## Directive
Look through the material and copy each line holding "INWESTYCJE".

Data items
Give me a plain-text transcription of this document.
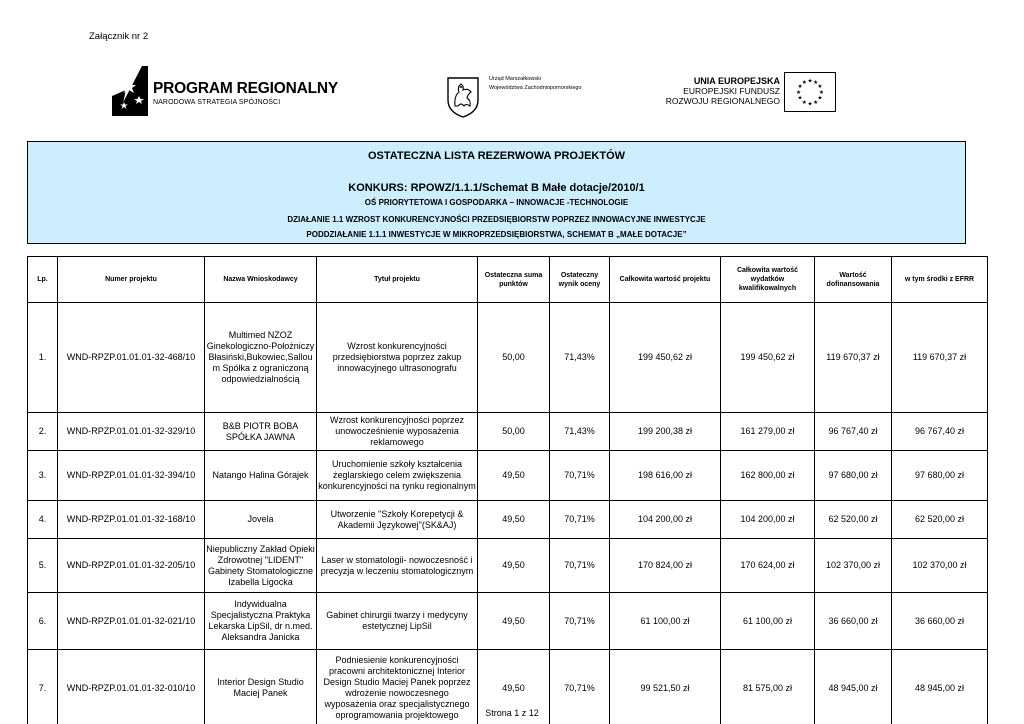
Załącznik nr 2
PROGRAM REGIONALNY
NARODOWA STRATEGIA SPÓJNOŚCI
Urząd Marszałkowski
Województwa Zachodniopomorskiego
UNIA EUROPEJSKA
EUROPEJSKI FUNDUSZ
ROZWOJU REGIONALNEGO
★ ★
★
★
★
★
★
★
★
★
★
★
OSTATECZNA LISTA REZERWOWA PROJEKTÓW
KONKURS: RPOWZ/1.1.1/Schemat B Małe dotacje/2010/1
OŚ PRIORYTETOWA I GOSPODARKA – INNOWACJE -TECHNOLOGIE
DZIAŁANIE 1.1 WZROST KONKURENCYJNOŚCI PRZEDSIĘBIORSTW POPRZEZ INNOWACYJNE INWESTYCJE
PODDZIAŁANIE 1.1.1 INWESTYCJE W MIKROPRZEDSIĘBIORSTWA, SCHEMAT B „MAŁE DOTACJE”
Lp.	Numer projektu	Nazwa Wnioskodawcy	Tytuł projektu	Ostateczna suma punktów	Ostateczny wynik oceny	Całkowita wartość projektu	Całkowita wartość wydatków kwalifikowalnych	Wartość dofinansowania	w tym środki z EFRR
1.	WND-RPZP.01.01.01-32-468/10	Multimed NZOZ Ginekologiczno-Położniczy Błasiński,Bukowiec,Sallou m Spółka z ograniczoną odpowiedzialnością	Wzrost konkurencyjności przedsiębiorstwa poprzez zakup innowacyjnego ultrasonografu	50,00	71,43%	199 450,62 zł	199 450,62 zł	119 670,37 zł	119 670,37 zł
2.	WND-RPZP.01.01.01-32-329/10	B&B PIOTR BOBA SPÓŁKA JAWNA	Wzrost konkurencyjności poprzez unowocześnienie wyposażenia reklamowego	50,00	71,43%	199 200,38 zł	161 279,00 zł	96 767,40 zł	96 767,40 zł
3.	WND-RPZP.01.01.01-32-394/10	Natango Halina Górajek	Uruchomienie szkoły kształcenia żeglarskiego celem zwiększenia konkurencyjności na rynku regionalnym	49,50	70,71%	198 616,00 zł	162 800,00 zł	97 680,00 zł	97 680,00 zł
4.	WND-RPZP.01.01.01-32-168/10	Jovela	Utworzenie "Szkoły Korepetycji & Akademii Językowej"(SK&AJ)	49,50	70,71%	104 200,00 zł	104 200,00 zł	62 520,00 zł	62 520,00 zł
5.	WND-RPZP.01.01.01-32-205/10	Niepubliczny Zakład Opieki Zdrowotnej "LIDENT" Gabinety Stomatologiczne Izabella Ligocka	Laser w stomatologii- nowoczesność i precyzja w leczeniu stomatologicznym	49,50	70,71%	170 824,00 zł	170 624,00 zł	102 370,00 zł	102 370,00 zł
6.	WND-RPZP.01.01.01-32-021/10	Indywidualna Specjalistyczna Praktyka Lekarska LipSil, dr n.med. Aleksandra Janicka	Gabinet chirurgii twarzy i medycyny estetycznej LipSil	49,50	70,71%	61 100,00 zł	61 100,00 zł	36 660,00 zł	36 660,00 zł
7.	WND-RPZP.01.01.01-32-010/10	Interior Design Studio Maciej Panek	Podniesienie konkurencyjności pracowni architektonicznej Interior Design Studio Maciej Panek poprzez wdrożenie nowoczesnego wyposażenia oraz specjalistycznego oprogramowania projektowego	49,50	70,71%	99 521,50 zł	81 575,00 zł	48 945,00 zł	48 945,00 zł
Strona 1 z 12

## Task answer
DZIAŁANIE 1.1 WZROST KONKURENCYJNOŚCI PRZEDSIĘBIORSTW POPRZEZ INNOWACYJNE INWESTYCJE
PODDZIAŁANIE 1.1.1 INWESTYCJE W MIKROPRZEDSIĘBIORSTWA, SCHEMAT B „MAŁE DOTACJE”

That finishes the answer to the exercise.